* **Work to do**: All of the records listed below should be retyped exactly.

------------------------

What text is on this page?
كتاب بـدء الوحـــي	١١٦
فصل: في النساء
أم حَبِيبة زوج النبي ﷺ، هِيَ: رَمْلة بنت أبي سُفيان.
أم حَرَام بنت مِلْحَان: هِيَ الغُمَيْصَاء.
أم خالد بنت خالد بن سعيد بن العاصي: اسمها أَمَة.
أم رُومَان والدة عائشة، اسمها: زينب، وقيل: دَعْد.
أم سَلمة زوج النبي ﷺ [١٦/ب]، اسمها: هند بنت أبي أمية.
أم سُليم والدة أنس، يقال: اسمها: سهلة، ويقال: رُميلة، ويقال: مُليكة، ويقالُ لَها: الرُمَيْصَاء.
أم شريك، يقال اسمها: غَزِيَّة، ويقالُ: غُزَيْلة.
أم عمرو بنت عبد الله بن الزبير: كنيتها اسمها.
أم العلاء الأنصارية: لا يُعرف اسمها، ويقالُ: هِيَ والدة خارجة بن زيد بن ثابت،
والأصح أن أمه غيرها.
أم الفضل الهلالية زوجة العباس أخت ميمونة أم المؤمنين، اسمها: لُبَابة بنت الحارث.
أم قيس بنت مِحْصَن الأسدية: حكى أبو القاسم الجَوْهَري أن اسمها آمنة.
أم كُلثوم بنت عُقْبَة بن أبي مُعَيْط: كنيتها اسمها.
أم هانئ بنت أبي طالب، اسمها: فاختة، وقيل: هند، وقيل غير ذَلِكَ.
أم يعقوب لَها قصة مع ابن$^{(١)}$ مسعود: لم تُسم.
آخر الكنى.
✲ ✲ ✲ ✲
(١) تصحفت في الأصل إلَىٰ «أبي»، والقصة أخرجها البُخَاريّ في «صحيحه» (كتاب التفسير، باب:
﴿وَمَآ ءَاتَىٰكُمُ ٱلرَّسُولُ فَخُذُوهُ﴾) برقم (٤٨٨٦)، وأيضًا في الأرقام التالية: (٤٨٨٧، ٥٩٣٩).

------------------------

* **Result of this exercise**:
What text is on this page?
كتاب بـدء الوحـــي	١١٦
فصل: في النساء
أم حَبِيبة زوج النبي ﷺ، هِيَ: رَمْلة بنت أبي سُفيان.
أم حَرَام بنت مِلْحَان: هِيَ الغُمَيْصَاء.
أم خالد بنت خالد بن سعيد بن العاصي: اسمها أَمَة.
أم رُومَان والدة عائشة، اسمها: زينب، وقيل: دَعْد.
أم سَلمة زوج النبي ﷺ [١٦/ب]، اسمها: هند بنت أبي أمية.
أم سُليم والدة أنس، يقال: اسمها: سهلة، ويقال: رُميلة، ويقال: مُليكة، ويقالُ لَها: الرُمَيْصَاء.
أم شريك، يقال اسمها: غَزِيَّة، ويقالُ: غُزَيْلة.
أم عمرو بنت عبد الله بن الزبير: كنيتها اسمها.
أم العلاء الأنصارية: لا يُعرف اسمها، ويقالُ: هِيَ والدة خارجة بن زيد بن ثابت،
والأصح أن أمه غيرها.
أم الفضل الهلالية زوجة العباس أخت ميمونة أم المؤمنين، اسمها: لُبَابة بنت الحارث.
أم قيس بنت مِحْصَن الأسدية: حكى أبو القاسم الجَوْهَري أن اسمها آمنة.
أم كُلثوم بنت عُقْبَة بن أبي مُعَيْط: كنيتها اسمها.
أم هانئ بنت أبي طالب، اسمها: فاختة، وقيل: هند، وقيل غير ذَلِكَ.
أم يعقوب لَها قصة مع ابن$^{(١)}$ مسعود: لم تُسم.
آخر الكنى.
✲ ✲ ✲ ✲
(١) تصحفت في الأصل إلَىٰ «أبي»، والقصة أخرجها البُخَاريّ في «صحيحه» (كتاب التفسير، باب:
﴿وَمَآ ءَاتَىٰكُمُ ٱلرَّسُولُ فَخُذُوهُ﴾) برقم (٤٨٨٦)، وأيضًا في الأرقام التالية: (٤٨٨٧، ٥٩٣٩).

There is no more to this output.